[Data drawn from a collection]

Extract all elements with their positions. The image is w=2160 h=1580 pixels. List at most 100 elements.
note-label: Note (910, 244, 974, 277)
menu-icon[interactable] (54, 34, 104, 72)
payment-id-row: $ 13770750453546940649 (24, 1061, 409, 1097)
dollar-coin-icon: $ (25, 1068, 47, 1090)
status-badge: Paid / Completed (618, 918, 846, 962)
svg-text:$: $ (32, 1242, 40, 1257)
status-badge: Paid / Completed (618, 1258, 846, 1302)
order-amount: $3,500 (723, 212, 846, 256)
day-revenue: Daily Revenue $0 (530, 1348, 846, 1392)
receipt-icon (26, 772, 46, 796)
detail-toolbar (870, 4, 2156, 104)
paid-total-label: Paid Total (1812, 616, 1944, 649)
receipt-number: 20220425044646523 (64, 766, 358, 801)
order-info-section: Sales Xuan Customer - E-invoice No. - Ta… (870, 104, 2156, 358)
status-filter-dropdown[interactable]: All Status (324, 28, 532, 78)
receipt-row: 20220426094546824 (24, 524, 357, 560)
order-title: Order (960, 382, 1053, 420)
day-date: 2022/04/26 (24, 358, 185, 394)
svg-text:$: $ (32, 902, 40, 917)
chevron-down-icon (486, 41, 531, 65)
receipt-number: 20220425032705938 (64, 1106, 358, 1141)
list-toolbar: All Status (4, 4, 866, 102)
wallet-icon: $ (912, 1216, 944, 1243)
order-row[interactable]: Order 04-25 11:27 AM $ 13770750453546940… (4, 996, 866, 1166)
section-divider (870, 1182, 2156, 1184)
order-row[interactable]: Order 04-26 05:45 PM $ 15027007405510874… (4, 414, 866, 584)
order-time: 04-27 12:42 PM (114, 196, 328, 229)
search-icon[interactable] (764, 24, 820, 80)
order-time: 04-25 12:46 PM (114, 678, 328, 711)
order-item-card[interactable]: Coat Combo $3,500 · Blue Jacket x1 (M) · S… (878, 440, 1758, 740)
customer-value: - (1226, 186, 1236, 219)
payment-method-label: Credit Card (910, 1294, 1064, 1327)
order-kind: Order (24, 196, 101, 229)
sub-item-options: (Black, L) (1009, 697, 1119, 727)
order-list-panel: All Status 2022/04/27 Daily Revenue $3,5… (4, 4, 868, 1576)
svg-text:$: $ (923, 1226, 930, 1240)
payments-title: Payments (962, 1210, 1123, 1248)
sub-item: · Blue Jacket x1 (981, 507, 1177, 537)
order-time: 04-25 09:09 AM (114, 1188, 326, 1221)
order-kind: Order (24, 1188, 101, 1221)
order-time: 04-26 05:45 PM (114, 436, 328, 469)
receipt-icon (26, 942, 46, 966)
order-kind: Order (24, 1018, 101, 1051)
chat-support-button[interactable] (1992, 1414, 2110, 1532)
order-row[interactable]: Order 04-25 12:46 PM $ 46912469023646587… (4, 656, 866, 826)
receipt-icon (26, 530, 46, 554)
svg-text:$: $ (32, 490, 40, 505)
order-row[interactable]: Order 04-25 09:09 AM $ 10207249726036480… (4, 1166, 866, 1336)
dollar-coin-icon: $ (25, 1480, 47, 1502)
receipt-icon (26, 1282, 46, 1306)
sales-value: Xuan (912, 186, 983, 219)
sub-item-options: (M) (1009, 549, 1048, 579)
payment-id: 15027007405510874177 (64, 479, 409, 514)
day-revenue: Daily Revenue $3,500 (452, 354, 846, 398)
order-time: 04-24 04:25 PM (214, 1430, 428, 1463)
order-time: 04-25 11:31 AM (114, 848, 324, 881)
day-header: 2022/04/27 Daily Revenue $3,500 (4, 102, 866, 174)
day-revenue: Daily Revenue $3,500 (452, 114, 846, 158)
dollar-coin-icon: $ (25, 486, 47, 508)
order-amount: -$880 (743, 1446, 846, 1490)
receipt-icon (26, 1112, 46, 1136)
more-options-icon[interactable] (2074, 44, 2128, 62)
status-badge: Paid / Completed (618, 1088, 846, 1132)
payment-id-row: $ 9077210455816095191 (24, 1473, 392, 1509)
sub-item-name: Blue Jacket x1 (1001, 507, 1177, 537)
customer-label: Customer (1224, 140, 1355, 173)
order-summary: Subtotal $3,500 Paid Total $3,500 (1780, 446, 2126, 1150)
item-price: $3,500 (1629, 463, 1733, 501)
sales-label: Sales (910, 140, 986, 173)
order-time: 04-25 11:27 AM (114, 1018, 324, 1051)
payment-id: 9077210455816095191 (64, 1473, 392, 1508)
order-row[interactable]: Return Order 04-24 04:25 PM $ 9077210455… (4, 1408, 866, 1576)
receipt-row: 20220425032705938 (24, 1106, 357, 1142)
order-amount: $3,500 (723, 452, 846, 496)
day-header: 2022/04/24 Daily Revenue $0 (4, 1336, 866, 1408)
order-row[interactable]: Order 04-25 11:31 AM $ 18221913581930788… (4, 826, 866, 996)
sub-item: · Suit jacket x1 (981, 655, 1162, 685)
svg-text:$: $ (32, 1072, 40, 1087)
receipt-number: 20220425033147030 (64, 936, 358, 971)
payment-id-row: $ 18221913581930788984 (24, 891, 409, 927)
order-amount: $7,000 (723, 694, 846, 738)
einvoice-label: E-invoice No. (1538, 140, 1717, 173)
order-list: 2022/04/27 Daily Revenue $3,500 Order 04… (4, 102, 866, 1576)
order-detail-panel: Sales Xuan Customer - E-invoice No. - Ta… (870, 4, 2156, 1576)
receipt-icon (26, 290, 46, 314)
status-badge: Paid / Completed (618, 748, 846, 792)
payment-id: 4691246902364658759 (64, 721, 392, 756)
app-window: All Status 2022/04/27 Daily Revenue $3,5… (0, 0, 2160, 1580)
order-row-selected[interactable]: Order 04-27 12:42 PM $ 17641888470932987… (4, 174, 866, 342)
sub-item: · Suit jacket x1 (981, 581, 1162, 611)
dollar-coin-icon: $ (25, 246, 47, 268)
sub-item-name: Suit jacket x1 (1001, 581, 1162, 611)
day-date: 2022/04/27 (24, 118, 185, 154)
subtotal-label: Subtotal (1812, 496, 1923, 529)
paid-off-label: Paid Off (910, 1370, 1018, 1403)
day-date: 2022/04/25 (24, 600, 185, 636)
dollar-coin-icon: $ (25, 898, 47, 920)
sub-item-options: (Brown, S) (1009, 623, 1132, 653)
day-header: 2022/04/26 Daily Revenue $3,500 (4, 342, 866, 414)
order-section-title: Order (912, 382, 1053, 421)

Exercise goal: Please copy out every line of all the items above word for word.

Task response:
Extract all elements with their positions. The image is w=2160 h=1580 pixels. List at most 100 elements.
note-label: Note (910, 244, 974, 277)
menu-icon[interactable] (54, 34, 104, 72)
payment-id-row: $ 13770750453546940649 (24, 1061, 409, 1097)
dollar-coin-icon: $ (25, 1068, 47, 1090)
status-badge: Paid / Completed (618, 918, 846, 962)
svg-text:$: $ (32, 1242, 40, 1257)
status-badge: Paid / Completed (618, 1258, 846, 1302)
order-amount: $3,500 (723, 212, 846, 256)
day-revenue: Daily Revenue $0 (530, 1348, 846, 1392)
receipt-icon (26, 772, 46, 796)
detail-toolbar (870, 4, 2156, 104)
paid-total-label: Paid Total (1812, 616, 1944, 649)
receipt-number: 20220425044646523 (64, 766, 358, 801)
order-info-section: Sales Xuan Customer - E-invoice No. - Ta… (870, 104, 2156, 358)
status-filter-dropdown[interactable]: All Status (324, 28, 532, 78)
receipt-row: 20220426094546824 (24, 524, 357, 560)
order-title: Order (960, 382, 1053, 420)
day-date: 2022/04/26 (24, 358, 185, 394)
svg-text:$: $ (32, 902, 40, 917)
chevron-down-icon (486, 41, 531, 65)
receipt-number: 20220425032705938 (64, 1106, 358, 1141)
list-toolbar: All Status (4, 4, 866, 102)
wallet-icon: $ (912, 1216, 944, 1243)
order-row[interactable]: Order 04-25 11:27 AM $ 13770750453546940… (4, 996, 866, 1166)
section-divider (870, 1182, 2156, 1184)
order-row[interactable]: Order 04-26 05:45 PM $ 15027007405510874… (4, 414, 866, 584)
order-time: 04-27 12:42 PM (114, 196, 328, 229)
search-icon[interactable] (764, 24, 820, 80)
order-time: 04-25 12:46 PM (114, 678, 328, 711)
order-item-card[interactable]: Coat Combo $3,500 · Blue Jacket x1 (M) · S… (878, 440, 1758, 740)
customer-value: - (1226, 186, 1236, 219)
payment-method-label: Credit Card (910, 1294, 1064, 1327)
order-kind: Order (24, 196, 101, 229)
sub-item-options: (Black, L) (1009, 697, 1119, 727)
order-list-panel: All Status 2022/04/27 Daily Revenue $3,5… (4, 4, 868, 1576)
svg-text:$: $ (923, 1226, 930, 1240)
payments-title: Payments (962, 1210, 1123, 1248)
sub-item: · Blue Jacket x1 (981, 507, 1177, 537)
order-time: 04-25 09:09 AM (114, 1188, 326, 1221)
order-kind: Order (24, 1188, 101, 1221)
order-time: 04-26 05:45 PM (114, 436, 328, 469)
receipt-icon (26, 942, 46, 966)
order-kind: Order (24, 1018, 101, 1051)
chat-support-button[interactable] (1992, 1414, 2110, 1532)
order-row[interactable]: Order 04-25 12:46 PM $ 46912469023646587… (4, 656, 866, 826)
receipt-icon (26, 530, 46, 554)
svg-text:$: $ (32, 490, 40, 505)
order-row[interactable]: Order 04-25 09:09 AM $ 10207249726036480… (4, 1166, 866, 1336)
dollar-coin-icon: $ (25, 1480, 47, 1502)
receipt-icon (26, 1282, 46, 1306)
sales-value: Xuan (912, 186, 983, 219)
sub-item-options: (M) (1009, 549, 1048, 579)
payment-id: 15027007405510874177 (64, 479, 409, 514)
day-revenue: Daily Revenue $3,500 (452, 354, 846, 398)
order-time: 04-24 04:25 PM (214, 1430, 428, 1463)
order-time: 04-25 11:31 AM (114, 848, 324, 881)
day-header: 2022/04/27 Daily Revenue $3,500 (4, 102, 866, 174)
day-revenue: Daily Revenue $3,500 (452, 114, 846, 158)
dollar-coin-icon: $ (25, 486, 47, 508)
order-amount: -$880 (743, 1446, 846, 1490)
receipt-icon (26, 1112, 46, 1136)
more-options-icon[interactable] (2074, 44, 2128, 62)
status-badge: Paid / Completed (618, 1088, 846, 1132)
payment-id-row: $ 9077210455816095191 (24, 1473, 392, 1509)
sub-item-name: Blue Jacket x1 (1001, 507, 1177, 537)
customer-label: Customer (1224, 140, 1355, 173)
order-summary: Subtotal $3,500 Paid Total $3,500 (1780, 446, 2126, 1150)
item-price: $3,500 (1629, 463, 1733, 501)
sales-label: Sales (910, 140, 986, 173)
order-time: 04-25 11:27 AM (114, 1018, 324, 1051)
payment-id: 9077210455816095191 (64, 1473, 392, 1508)
order-row[interactable]: Return Order 04-24 04:25 PM $ 9077210455… (4, 1408, 866, 1576)
receipt-row: 20220425032705938 (24, 1106, 357, 1142)
order-amount: $3,500 (723, 452, 846, 496)
day-header: 2022/04/24 Daily Revenue $0 (4, 1336, 866, 1408)
order-row[interactable]: Order 04-25 11:31 AM $ 18221913581930788… (4, 826, 866, 996)
sub-item: · Suit jacket x1 (981, 655, 1162, 685)
svg-text:$: $ (32, 1072, 40, 1087)
receipt-number: 20220425033147030 (64, 936, 358, 971)
payment-id-row: $ 18221913581930788984 (24, 891, 409, 927)
order-amount: $7,000 (723, 694, 846, 738)
einvoice-label: E-invoice No. (1538, 140, 1717, 173)
order-list: 2022/04/27 Daily Revenue $3,500 Order 04… (4, 102, 866, 1576)
order-detail-panel: Sales Xuan Customer - E-invoice No. - Ta… (870, 4, 2156, 1576)
receipt-icon (26, 290, 46, 314)
status-badge: Paid / Completed (618, 748, 846, 792)
payment-id: 4691246902364658759 (64, 721, 392, 756)
app-window: All Status 2022/04/27 Daily Revenue $3,5… (0, 0, 2160, 1580)
order-row-selected[interactable]: Order 04-27 12:42 PM $ 17641888470932987… (4, 174, 866, 342)
sub-item: · Suit jacket x1 (981, 581, 1162, 611)
dollar-coin-icon: $ (25, 246, 47, 268)
sub-item-name: Suit jacket x1 (1001, 581, 1162, 611)
day-date: 2022/04/27 (24, 118, 185, 154)
subtotal-label: Subtotal (1812, 496, 1923, 529)
paid-off-label: Paid Off (910, 1370, 1018, 1403)
day-date: 2022/04/25 (24, 600, 185, 636)
dollar-coin-icon: $ (25, 898, 47, 920)
sub-item-options: (Brown, S) (1009, 623, 1132, 653)
day-header: 2022/04/26 Daily Revenue $3,500 (4, 342, 866, 414)
order-section-title: Order (912, 382, 1053, 421)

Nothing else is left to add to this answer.